** Start GIVEN DATA **

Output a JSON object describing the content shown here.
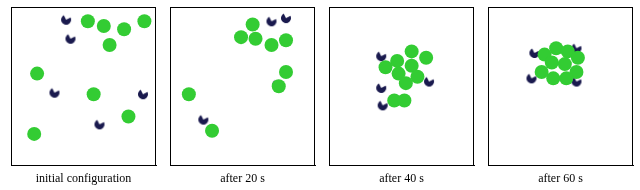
{
  "chart_data": [
    {
      "type": "scatter",
      "xlabel": "initial configuration",
      "xlim": [
        0,
        1
      ],
      "ylim": [
        0,
        1
      ],
      "tick_labels": false,
      "grid": false,
      "series": [
        {
          "color": "#33cc33",
          "marker": "circle",
          "x": [
            0.53,
            0.64,
            0.78,
            0.92,
            0.68,
            0.18,
            0.57,
            0.81,
            0.16
          ],
          "values": [
            0.91,
            0.88,
            0.86,
            0.91,
            0.76,
            0.58,
            0.45,
            0.31,
            0.2
          ]
        },
        {
          "color": "#1a1a4e",
          "marker": "pacman",
          "x": [
            0.38,
            0.41,
            0.3,
            0.91,
            0.61
          ],
          "values": [
            0.92,
            0.8,
            0.46,
            0.45,
            0.26
          ]
        }
      ]
    },
    {
      "type": "scatter",
      "xlabel": "after 20 s",
      "xlim": [
        0,
        1
      ],
      "ylim": [
        0,
        1
      ],
      "tick_labels": false,
      "grid": false,
      "series": [
        {
          "color": "#33cc33",
          "marker": "circle",
          "x": [
            0.57,
            0.49,
            0.59,
            0.7,
            0.8,
            0.8,
            0.75,
            0.13,
            0.29
          ],
          "values": [
            0.89,
            0.81,
            0.8,
            0.76,
            0.79,
            0.59,
            0.5,
            0.45,
            0.22
          ]
        },
        {
          "color": "#1a1a4e",
          "marker": "pacman",
          "x": [
            0.7,
            0.8,
            0.74,
            0.23
          ],
          "values": [
            0.91,
            0.93,
            0.51,
            0.29
          ]
        }
      ]
    },
    {
      "type": "scatter",
      "xlabel": "after 40 s",
      "xlim": [
        0,
        1
      ],
      "ylim": [
        0,
        1
      ],
      "tick_labels": false,
      "grid": false,
      "series": [
        {
          "color": "#33cc33",
          "marker": "circle",
          "x": [
            0.57,
            0.47,
            0.39,
            0.48,
            0.57,
            0.67,
            0.61,
            0.53,
            0.45,
            0.52
          ],
          "values": [
            0.72,
            0.66,
            0.62,
            0.58,
            0.63,
            0.68,
            0.56,
            0.52,
            0.41,
            0.41
          ]
        },
        {
          "color": "#1a1a4e",
          "marker": "pacman",
          "x": [
            0.36,
            0.36,
            0.37,
            0.69
          ],
          "values": [
            0.69,
            0.49,
            0.38,
            0.53
          ]
        }
      ]
    },
    {
      "type": "scatter",
      "xlabel": "after 60 s",
      "xlim": [
        0,
        1
      ],
      "ylim": [
        0,
        1
      ],
      "tick_labels": false,
      "grid": false,
      "series": [
        {
          "color": "#33cc33",
          "marker": "circle",
          "x": [
            0.47,
            0.39,
            0.55,
            0.62,
            0.44,
            0.53,
            0.61,
            0.37,
            0.45,
            0.54
          ],
          "values": [
            0.74,
            0.7,
            0.72,
            0.68,
            0.65,
            0.64,
            0.59,
            0.59,
            0.55,
            0.55
          ]
        },
        {
          "color": "#1a1a4e",
          "marker": "pacman",
          "x": [
            0.32,
            0.3,
            0.61,
            0.61
          ],
          "values": [
            0.71,
            0.55,
            0.53,
            0.74
          ]
        }
      ]
    }
  ]
}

** End GIVEN DATA **

Copy the listing in full and without alteration, omitting every picture.

Output a JSON object describing the content shown here.
{
  "chart_data": [
    {
      "type": "scatter",
      "xlabel": "initial configuration",
      "xlim": [
        0,
        1
      ],
      "ylim": [
        0,
        1
      ],
      "tick_labels": false,
      "grid": false,
      "series": [
        {
          "color": "#33cc33",
          "marker": "circle",
          "x": [
            0.53,
            0.64,
            0.78,
            0.92,
            0.68,
            0.18,
            0.57,
            0.81,
            0.16
          ],
          "values": [
            0.91,
            0.88,
            0.86,
            0.91,
            0.76,
            0.58,
            0.45,
            0.31,
            0.2
          ]
        },
        {
          "color": "#1a1a4e",
          "marker": "pacman",
          "x": [
            0.38,
            0.41,
            0.3,
            0.91,
            0.61
          ],
          "values": [
            0.92,
            0.8,
            0.46,
            0.45,
            0.26
          ]
        }
      ]
    },
    {
      "type": "scatter",
      "xlabel": "after 20 s",
      "xlim": [
        0,
        1
      ],
      "ylim": [
        0,
        1
      ],
      "tick_labels": false,
      "grid": false,
      "series": [
        {
          "color": "#33cc33",
          "marker": "circle",
          "x": [
            0.57,
            0.49,
            0.59,
            0.7,
            0.8,
            0.8,
            0.75,
            0.13,
            0.29
          ],
          "values": [
            0.89,
            0.81,
            0.8,
            0.76,
            0.79,
            0.59,
            0.5,
            0.45,
            0.22
          ]
        },
        {
          "color": "#1a1a4e",
          "marker": "pacman",
          "x": [
            0.7,
            0.8,
            0.74,
            0.23
          ],
          "values": [
            0.91,
            0.93,
            0.51,
            0.29
          ]
        }
      ]
    },
    {
      "type": "scatter",
      "xlabel": "after 40 s",
      "xlim": [
        0,
        1
      ],
      "ylim": [
        0,
        1
      ],
      "tick_labels": false,
      "grid": false,
      "series": [
        {
          "color": "#33cc33",
          "marker": "circle",
          "x": [
            0.57,
            0.47,
            0.39,
            0.48,
            0.57,
            0.67,
            0.61,
            0.53,
            0.45,
            0.52
          ],
          "values": [
            0.72,
            0.66,
            0.62,
            0.58,
            0.63,
            0.68,
            0.56,
            0.52,
            0.41,
            0.41
          ]
        },
        {
          "color": "#1a1a4e",
          "marker": "pacman",
          "x": [
            0.36,
            0.36,
            0.37,
            0.69
          ],
          "values": [
            0.69,
            0.49,
            0.38,
            0.53
          ]
        }
      ]
    },
    {
      "type": "scatter",
      "xlabel": "after 60 s",
      "xlim": [
        0,
        1
      ],
      "ylim": [
        0,
        1
      ],
      "tick_labels": false,
      "grid": false,
      "series": [
        {
          "color": "#33cc33",
          "marker": "circle",
          "x": [
            0.47,
            0.39,
            0.55,
            0.62,
            0.44,
            0.53,
            0.61,
            0.37,
            0.45,
            0.54
          ],
          "values": [
            0.74,
            0.7,
            0.72,
            0.68,
            0.65,
            0.64,
            0.59,
            0.59,
            0.55,
            0.55
          ]
        },
        {
          "color": "#1a1a4e",
          "marker": "pacman",
          "x": [
            0.32,
            0.3,
            0.61,
            0.61
          ],
          "values": [
            0.71,
            0.55,
            0.53,
            0.74
          ]
        }
      ]
    }
  ]
}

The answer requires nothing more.